====== DATA SECTION
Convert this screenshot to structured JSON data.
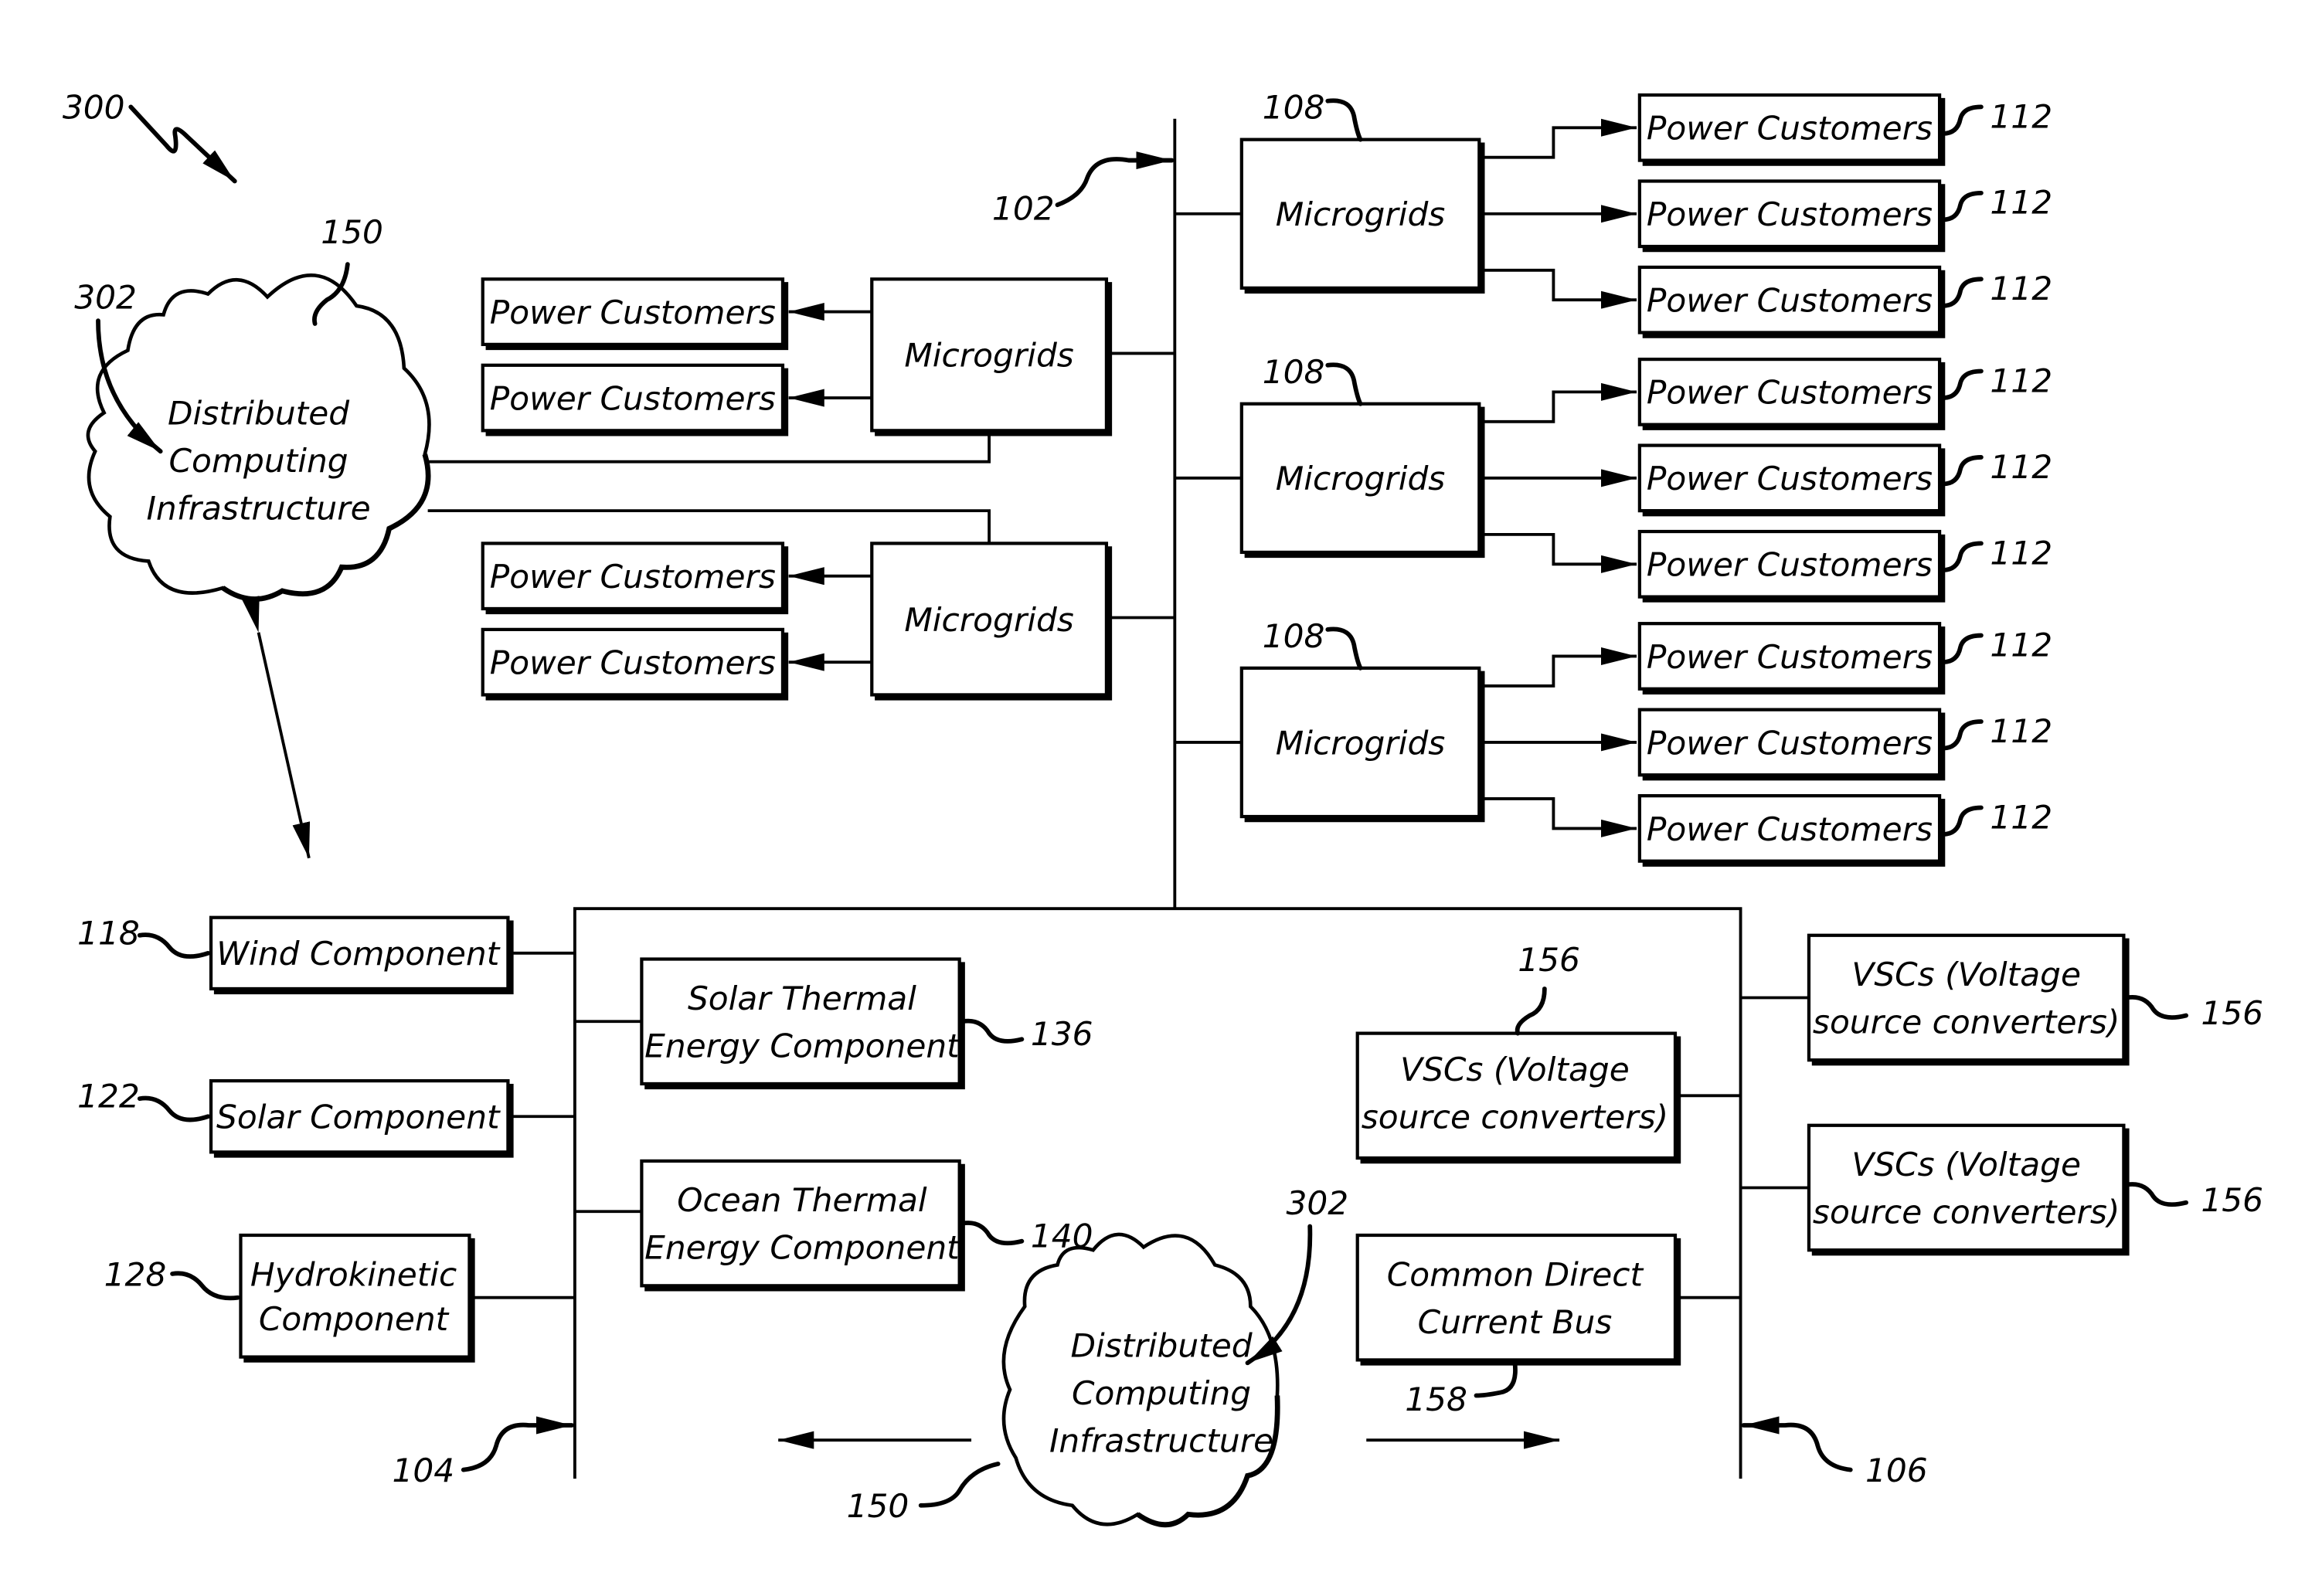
{
  "figure": {
    "number": "300",
    "colors": {
      "ink": "#000000",
      "paper": "#ffffff"
    }
  },
  "buses": [
    {
      "id": "102"
    },
    {
      "id": "104"
    },
    {
      "id": "106"
    }
  ],
  "clouds": [
    {
      "lines": [
        "Distributed",
        "Computing",
        "Infrastructure"
      ],
      "ref": "150",
      "ref2": "302"
    },
    {
      "lines": [
        "Distributed",
        "Computing",
        "Infrastructure"
      ],
      "ref": "150",
      "ref2": "302"
    }
  ],
  "left_microgrids": [
    {
      "label": "Microgrids",
      "customers": [
        "Power Customers",
        "Power Customers"
      ]
    },
    {
      "label": "Microgrids",
      "customers": [
        "Power Customers",
        "Power Customers"
      ]
    }
  ],
  "right_microgrids": [
    {
      "label": "Microgrids",
      "ref": "108",
      "customers": [
        {
          "label": "Power Customers",
          "ref": "112"
        },
        {
          "label": "Power Customers",
          "ref": "112"
        },
        {
          "label": "Power Customers",
          "ref": "112"
        }
      ]
    },
    {
      "label": "Microgrids",
      "ref": "108",
      "customers": [
        {
          "label": "Power Customers",
          "ref": "112"
        },
        {
          "label": "Power Customers",
          "ref": "112"
        },
        {
          "label": "Power Customers",
          "ref": "112"
        }
      ]
    },
    {
      "label": "Microgrids",
      "ref": "108",
      "customers": [
        {
          "label": "Power Customers",
          "ref": "112"
        },
        {
          "label": "Power Customers",
          "ref": "112"
        },
        {
          "label": "Power Customers",
          "ref": "112"
        }
      ]
    }
  ],
  "sources": [
    {
      "lines": [
        "Wind Component"
      ],
      "ref": "118"
    },
    {
      "lines": [
        "Solar Component"
      ],
      "ref": "122"
    },
    {
      "lines": [
        "Hydrokinetic",
        "Component"
      ],
      "ref": "128"
    },
    {
      "lines": [
        "Solar Thermal",
        "Energy Component"
      ],
      "ref": "136"
    },
    {
      "lines": [
        "Ocean Thermal",
        "Energy Component"
      ],
      "ref": "140"
    }
  ],
  "converters": [
    {
      "lines": [
        "VSCs (Voltage",
        "source converters)"
      ],
      "ref": "156"
    },
    {
      "lines": [
        "VSCs (Voltage",
        "source converters)"
      ],
      "ref": "156"
    },
    {
      "lines": [
        "VSCs (Voltage",
        "source converters)"
      ],
      "ref": "156"
    }
  ],
  "dc_bus": {
    "lines": [
      "Common Direct",
      "Current Bus"
    ],
    "ref": "158"
  }
}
============
__AIM OF THE TASK__.
The records above need to be restated word for word, with the pictures left out.

__TASK SOLUTION__.
Convert this screenshot to structured JSON data.
{
  "figure": {
    "number": "300",
    "colors": {
      "ink": "#000000",
      "paper": "#ffffff"
    }
  },
  "buses": [
    {
      "id": "102"
    },
    {
      "id": "104"
    },
    {
      "id": "106"
    }
  ],
  "clouds": [
    {
      "lines": [
        "Distributed",
        "Computing",
        "Infrastructure"
      ],
      "ref": "150",
      "ref2": "302"
    },
    {
      "lines": [
        "Distributed",
        "Computing",
        "Infrastructure"
      ],
      "ref": "150",
      "ref2": "302"
    }
  ],
  "left_microgrids": [
    {
      "label": "Microgrids",
      "customers": [
        "Power Customers",
        "Power Customers"
      ]
    },
    {
      "label": "Microgrids",
      "customers": [
        "Power Customers",
        "Power Customers"
      ]
    }
  ],
  "right_microgrids": [
    {
      "label": "Microgrids",
      "ref": "108",
      "customers": [
        {
          "label": "Power Customers",
          "ref": "112"
        },
        {
          "label": "Power Customers",
          "ref": "112"
        },
        {
          "label": "Power Customers",
          "ref": "112"
        }
      ]
    },
    {
      "label": "Microgrids",
      "ref": "108",
      "customers": [
        {
          "label": "Power Customers",
          "ref": "112"
        },
        {
          "label": "Power Customers",
          "ref": "112"
        },
        {
          "label": "Power Customers",
          "ref": "112"
        }
      ]
    },
    {
      "label": "Microgrids",
      "ref": "108",
      "customers": [
        {
          "label": "Power Customers",
          "ref": "112"
        },
        {
          "label": "Power Customers",
          "ref": "112"
        },
        {
          "label": "Power Customers",
          "ref": "112"
        }
      ]
    }
  ],
  "sources": [
    {
      "lines": [
        "Wind Component"
      ],
      "ref": "118"
    },
    {
      "lines": [
        "Solar Component"
      ],
      "ref": "122"
    },
    {
      "lines": [
        "Hydrokinetic",
        "Component"
      ],
      "ref": "128"
    },
    {
      "lines": [
        "Solar Thermal",
        "Energy Component"
      ],
      "ref": "136"
    },
    {
      "lines": [
        "Ocean Thermal",
        "Energy Component"
      ],
      "ref": "140"
    }
  ],
  "converters": [
    {
      "lines": [
        "VSCs (Voltage",
        "source converters)"
      ],
      "ref": "156"
    },
    {
      "lines": [
        "VSCs (Voltage",
        "source converters)"
      ],
      "ref": "156"
    },
    {
      "lines": [
        "VSCs (Voltage",
        "source converters)"
      ],
      "ref": "156"
    }
  ],
  "dc_bus": {
    "lines": [
      "Common Direct",
      "Current Bus"
    ],
    "ref": "158"
  }
}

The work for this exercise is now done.